— Start Records for the task —

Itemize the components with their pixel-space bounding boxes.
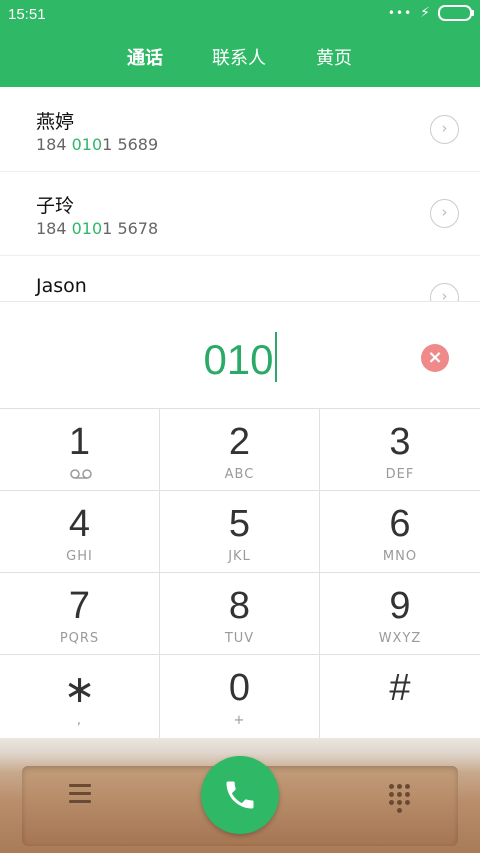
charging-icon: ⚡ xyxy=(420,5,430,21)
dialpad-icon[interactable] xyxy=(389,784,410,813)
chevron-right-icon[interactable]: › xyxy=(430,115,459,144)
text-cursor xyxy=(274,332,277,382)
contact-row[interactable]: 子玲 184 0101 5678 › xyxy=(0,171,480,256)
tab-yellow-pages[interactable]: 黄页 xyxy=(316,44,352,70)
key-8[interactable]: 8 TUV xyxy=(160,573,320,655)
contact-match-list: 燕婷 184 0101 5689 › 子玲 184 0101 5678 › Ja… xyxy=(0,87,480,301)
contact-row[interactable]: 燕婷 184 0101 5689 › xyxy=(0,87,480,172)
key-4[interactable]: 4 GHI xyxy=(0,491,160,573)
menu-icon[interactable] xyxy=(69,784,91,803)
key-9[interactable]: 9 WXYZ xyxy=(320,573,480,655)
tab-calls[interactable]: 通话 xyxy=(127,44,163,70)
chevron-right-icon[interactable]: › xyxy=(430,283,459,301)
contact-row[interactable]: Jason › xyxy=(0,255,480,301)
tab-bar: 通话 联系人 黄页 xyxy=(0,44,480,72)
dial-input-area: 010 × xyxy=(0,301,480,409)
key-6[interactable]: 6 MNO xyxy=(320,491,480,573)
contact-number: 184 0101 5678 xyxy=(36,219,159,238)
phone-icon xyxy=(226,781,254,809)
clear-input-icon[interactable]: × xyxy=(421,344,449,372)
key-3[interactable]: 3 DEF xyxy=(320,409,480,491)
contact-number: 184 0101 5689 xyxy=(36,135,159,154)
status-time: 15:51 xyxy=(8,6,46,23)
battery-icon xyxy=(438,5,474,21)
signal-dots-icon: ••• xyxy=(387,6,413,20)
key-7[interactable]: 7 PQRS xyxy=(0,573,160,655)
dial-keypad: 1 2 ABC 3 DEF 4 GHI 5 JKL 6 MNO 7 PQRS 8 TUV 9W… xyxy=(0,408,480,739)
key-0[interactable]: 0 + xyxy=(160,655,320,739)
bottom-action-bar xyxy=(0,738,480,853)
key-star[interactable]: ∗, xyxy=(0,655,160,739)
contact-name: 子玲 xyxy=(36,195,75,217)
key-2[interactable]: 2 ABC xyxy=(160,409,320,491)
key-hash[interactable]: # xyxy=(320,655,480,739)
key-1[interactable]: 1 xyxy=(0,409,160,491)
status-bar: 15:51 ••• ⚡ xyxy=(0,0,480,28)
chevron-right-icon[interactable]: › xyxy=(430,199,459,228)
status-indicators: ••• ⚡ xyxy=(387,5,474,21)
contact-name: Jason xyxy=(36,275,87,297)
contact-name: 燕婷 xyxy=(36,111,75,133)
app-header: 15:51 ••• ⚡ 通话 联系人 黄页 xyxy=(0,0,480,87)
key-5[interactable]: 5 JKL xyxy=(160,491,320,573)
tab-contacts[interactable]: 联系人 xyxy=(212,44,266,70)
voicemail-icon xyxy=(70,469,92,479)
call-button[interactable] xyxy=(201,756,279,834)
dialed-number-display[interactable]: 010 xyxy=(0,332,480,384)
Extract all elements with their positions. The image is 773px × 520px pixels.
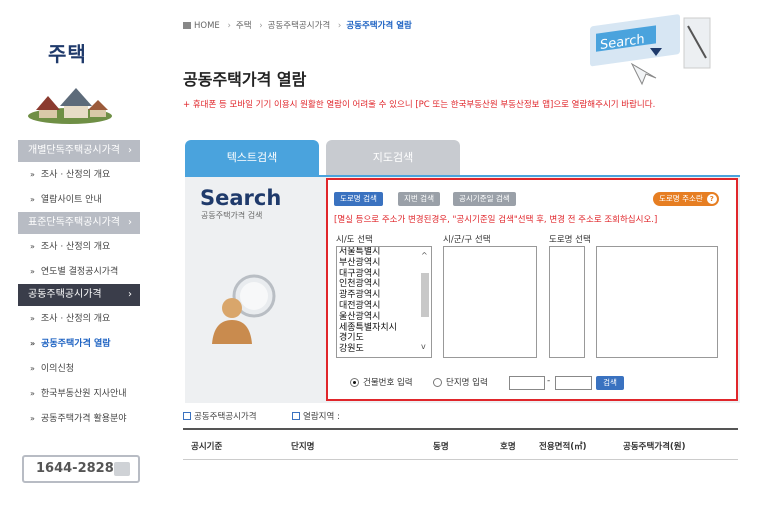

— End Records for the task —

Task objective:
Copy the lines of the listing above word for word, starting at the line containing "charging-icon: ⚡ xyxy=(420,5,430,21)" and ending with the line containing "key-0[interactable]: 0 +", both included.

Response:
charging-icon: ⚡ xyxy=(420,5,430,21)
dialpad-icon[interactable] xyxy=(389,784,410,813)
chevron-right-icon[interactable]: › xyxy=(430,115,459,144)
text-cursor xyxy=(274,332,277,382)
contact-row[interactable]: 子玲 184 0101 5678 › xyxy=(0,171,480,256)
tab-yellow-pages[interactable]: 黄页 xyxy=(316,44,352,70)
key-8[interactable]: 8 TUV xyxy=(160,573,320,655)
contact-match-list: 燕婷 184 0101 5689 › 子玲 184 0101 5678 › Ja… xyxy=(0,87,480,301)
contact-row[interactable]: 燕婷 184 0101 5689 › xyxy=(0,87,480,172)
key-4[interactable]: 4 GHI xyxy=(0,491,160,573)
menu-icon[interactable] xyxy=(69,784,91,803)
key-9[interactable]: 9 WXYZ xyxy=(320,573,480,655)
tab-calls[interactable]: 通话 xyxy=(127,44,163,70)
chevron-right-icon[interactable]: › xyxy=(430,283,459,301)
contact-row[interactable]: Jason › xyxy=(0,255,480,301)
tab-bar: 通话 联系人 黄页 xyxy=(0,44,480,72)
dial-input-area: 010 × xyxy=(0,301,480,409)
key-6[interactable]: 6 MNO xyxy=(320,491,480,573)
contact-number: 184 0101 5678 xyxy=(36,219,159,238)
phone-icon xyxy=(226,781,254,809)
clear-input-icon[interactable]: × xyxy=(421,344,449,372)
key-3[interactable]: 3 DEF xyxy=(320,409,480,491)
contact-number: 184 0101 5689 xyxy=(36,135,159,154)
status-time: 15:51 xyxy=(8,6,46,23)
battery-icon xyxy=(438,5,474,21)
signal-dots-icon: ••• xyxy=(387,6,413,20)
key-7[interactable]: 7 PQRS xyxy=(0,573,160,655)
dial-keypad: 1 2 ABC 3 DEF 4 GHI 5 JKL 6 MNO 7 PQRS 8 TUV 9W… xyxy=(0,408,480,739)
key-0[interactable]: 0 + xyxy=(160,655,320,739)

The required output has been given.